## WORK TO DO
Each line that contains the string "homme" counts once; report how many such lines appear in the data, as a number only.

## DATASET RECORDS

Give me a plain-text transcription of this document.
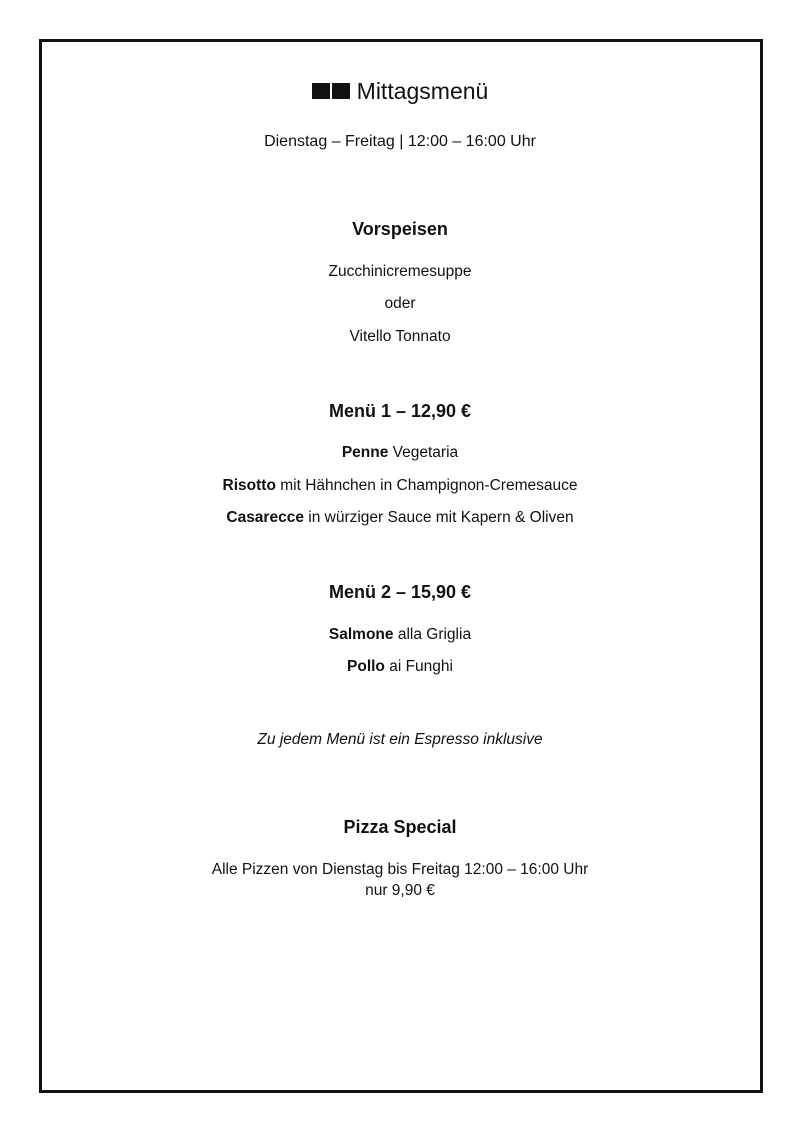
Mittagsmenü
Dienstag – Freitag | 12:00 – 16:00 Uhr
Vorspeisen
Zucchinicremesuppe
oder
Vitello Tonnato
Menü 1 – 12,90 €
Penne Vegetaria
Risotto mit Hähnchen in Champignon-Cremesauce
Casarecce in würziger Sauce mit Kapern & Oliven
Menü 2 – 15,90 €
Salmone alla Griglia
Pollo ai Funghi
Zu jedem Menü ist ein Espresso inklusive
Pizza Special
Alle Pizzen von Dienstag bis Freitag 12:00 – 16:00 Uhr
nur 9,90 €
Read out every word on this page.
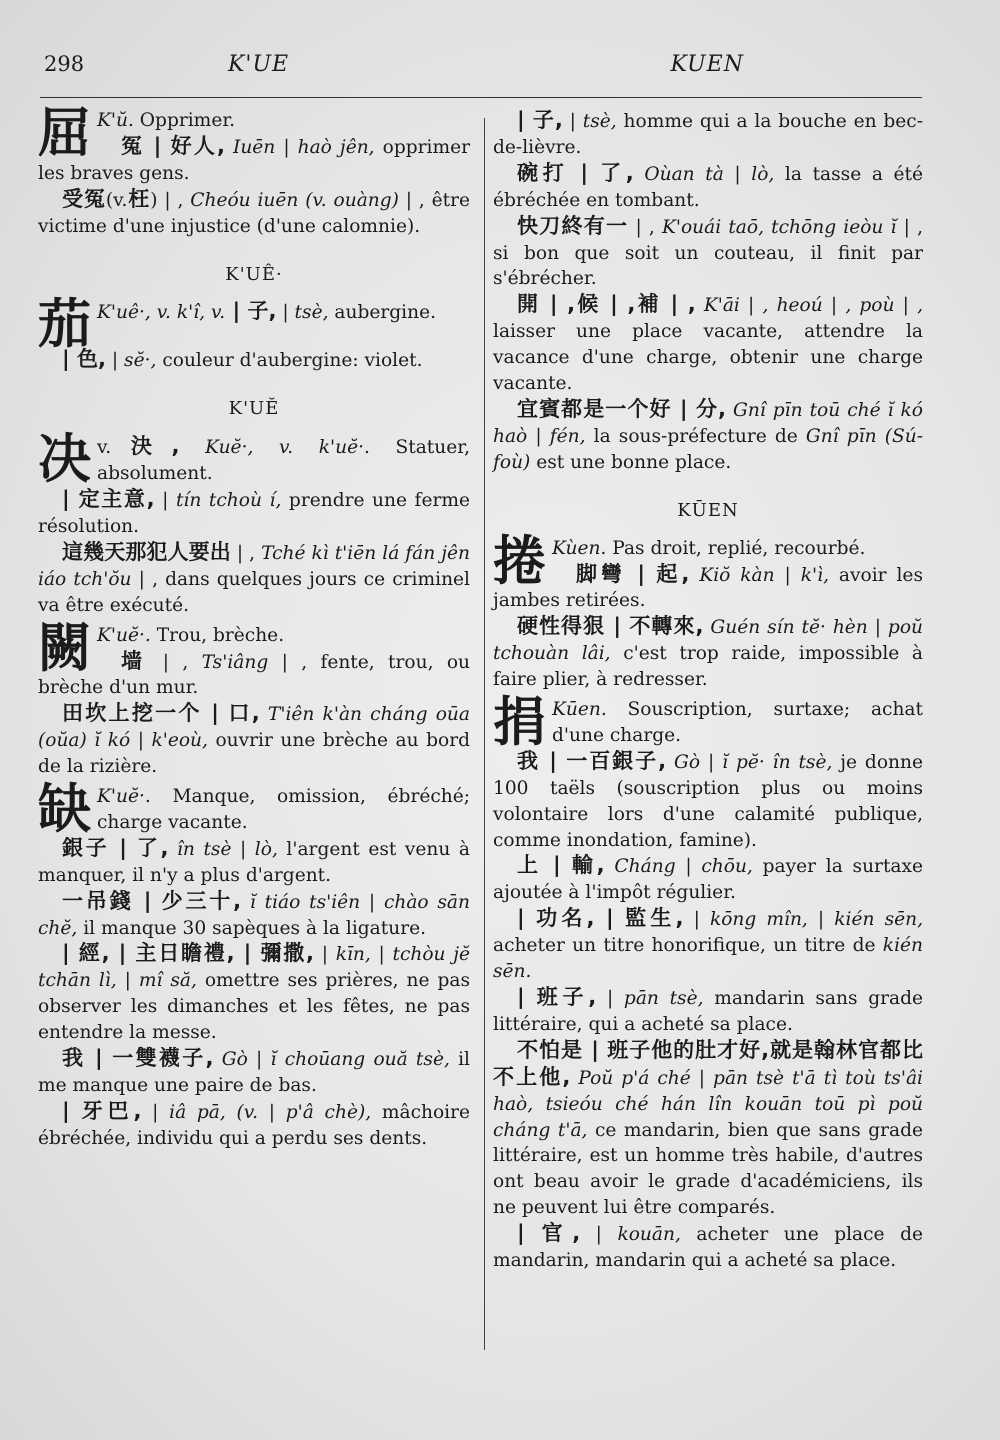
298	K'UE	KUEN

屈 K'ŭ. Opprimer.

冤 | 好人, Iuēn | haò jên, opprimer les braves gens.

受冤(v.枉) | , Cheóu iuēn (v. ouàng) | , être victime d'une injustice (d'une calomnie).

K'UÊ·

茄 K'uê·, v. k'î, v. | 子, | tsè, aubergine.

| 色, | sĕ·, couleur d'aubergine: violet.

K'UĔ

决 v.決, Kuĕ·, v. k'uĕ·. Statuer, absolument.

| 定主意, | tín tchoù í, prendre une ferme résolution.

這幾天那犯人要出 | , Tché kì t'iēn lá fán jên iáo tch'ŏu | , dans quelques jours ce criminel va être exécuté.

闕 K'uĕ·. Trou, brèche.

墙 | , Ts'iâng | , fente, trou, ou brèche d'un mur.

田坎上挖一个 | 口, T'iên k'àn cháng oūa (oŭa) ĭ kó | k'eoù, ouvrir une brèche au bord de la rizière.

缺 K'uĕ·. Manque, omission, ébréché; charge vacante.

銀子 | 了, în tsè | lò, l'argent est venu à manquer, il n'y a plus d'argent.

一吊錢 | 少三十, ĭ tiáo ts'iên | chào sān chĕ, il manque 30 sapèques à la ligature.

| 經, | 主日瞻禮, | 彌撒, | kīn, | tchòu jĕ tchān lì, | mî să, omettre ses prières, ne pas observer les dimanches et les fêtes, ne pas entendre la messe.

我 | 一雙襪子, Gò | ĭ choūang ouă tsè, il me manque une paire de bas.

| 牙巴, | iâ pā, (v. | p'â chè), mâchoire ébréchée, individu qui a perdu ses dents.

| 子, | tsè, homme qui a la bouche en bec-de-lièvre.

碗打 | 了, Oùan tà | lò, la tasse a été ébréchée en tombant.

快刀終有一 | , K'ouái taō, tchōng ieòu ĭ | , si bon que soit un couteau, il finit par s'ébrécher.

開 | ,候 | ,補 | , K'āi | , heoú | , poù | , laisser une place vacante, attendre la vacance d'une charge, obtenir une charge vacante.

宜賓都是一个好 | 分, Gnî pīn toū ché ĭ kó haò | fén, la sous-préfecture de Gnî pīn (Sú-foù) est une bonne place.

KŪEN

捲 Kùen. Pas droit, replié, recourbé.

脚彎 | 起, Kiŏ kàn | k'ì, avoir les jambes retirées.

硬性得狠 | 不轉來, Guén sín tĕ· hèn | poŭ tchouàn lâi, c'est trop raide, impossible à faire plier, à redresser.

捐 Kūen. Souscription, surtaxe; achat d'une charge.

我 | 一百銀子, Gò | ĭ pĕ· în tsè, je donne 100 taëls (souscription plus ou moins volontaire lors d'une calamité publique, comme inondation, famine).

上 | 輸, Cháng | chōu, payer la surtaxe ajoutée à l'impôt régulier.

| 功名, | 監生, | kōng mîn, | kién sēn, acheter un titre honorifique, un titre de kién sēn.

| 班子, | pān tsè, mandarin sans grade littéraire, qui a acheté sa place.

不怕是 | 班子他的肚才好,就是翰林官都比不上他, Poŭ p'á ché | pān tsè t'ā tì toù ts'âi haò, tsieóu ché hán lîn kouān toū pì poŭ cháng t'ā, ce mandarin, bien que sans grade littéraire, est un homme très habile, d'autres ont beau avoir le grade d'académiciens, ils ne peuvent lui être comparés.

| 官, | kouān, acheter une place de mandarin, mandarin qui a acheté sa place.
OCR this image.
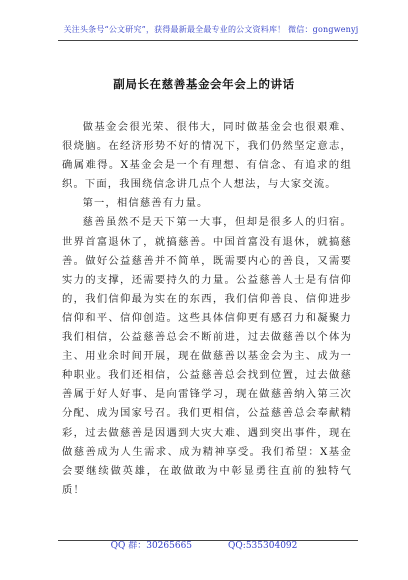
关注头条号“公文研究”，获得最新最全最专业的公文资料库！ 微信：gongwenyj
副局长在慈善基金会年会上的讲话

做基金会很光荣、很伟大，同时做基金会也很艰难、很烧脑。在经济形势不好的情况下，我们仍然坚定意志，确属难得。X基金会是一个有理想、有信念、有追求的组织。下面，我围绕信念讲几点个人想法，与大家交流。

第一，相信慈善有力量。

慈善虽然不是天下第一大事，但却是很多人的归宿。世界首富退休了，就搞慈善。中国首富没有退休，就搞慈善。做好公益慈善并不简单，既需要内心的善良，又需要实力的支撑，还需要持久的力量。公益慈善人士是有信仰的，我们信仰最为实在的东西，我们信仰善良、信仰进步信仰和平、信仰创造。这些具体信仰更有感召力和凝聚力我们相信，公益慈善总会不断前进，过去做慈善以个体为主、用业余时间开展，现在做慈善以基金会为主、成为一种职业。我们还相信，公益慈善总会找到位置，过去做慈善属于好人好事、是向雷锋学习，现在做慈善纳入第三次分配、成为国家号召。我们更相信，公益慈善总会奉献精彩，过去做慈善是因遇到大灾大难、遇到突出事件，现在做慈善成为人生需求、成为精神享受。我们希望：X基金会要继续做英雄，在敢做敢为中彰显勇往直前的独特气质！

QQ 群：30265665	QQ:535304092
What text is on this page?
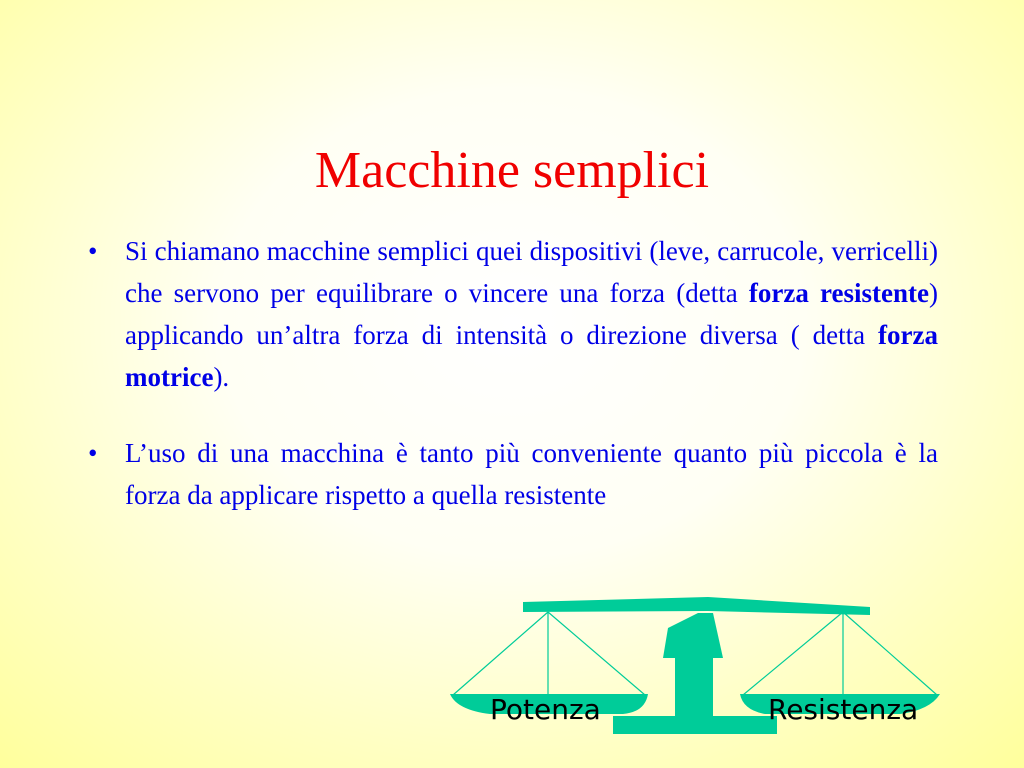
Macchine semplici
• Si chiamano macchine semplici quei dispositivi (leve, carrucole, verricelli) che servono per equilibrare o vincere una forza (detta forza resistente) applicando un’altra forza di intensità o direzione diversa ( detta forza motrice).
• L’uso di una macchina è tanto più conveniente quanto più piccola è la forza da applicare rispetto a quella resistente
Potenza	Resistenza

## OUTPUT OF THE EXERCISE
2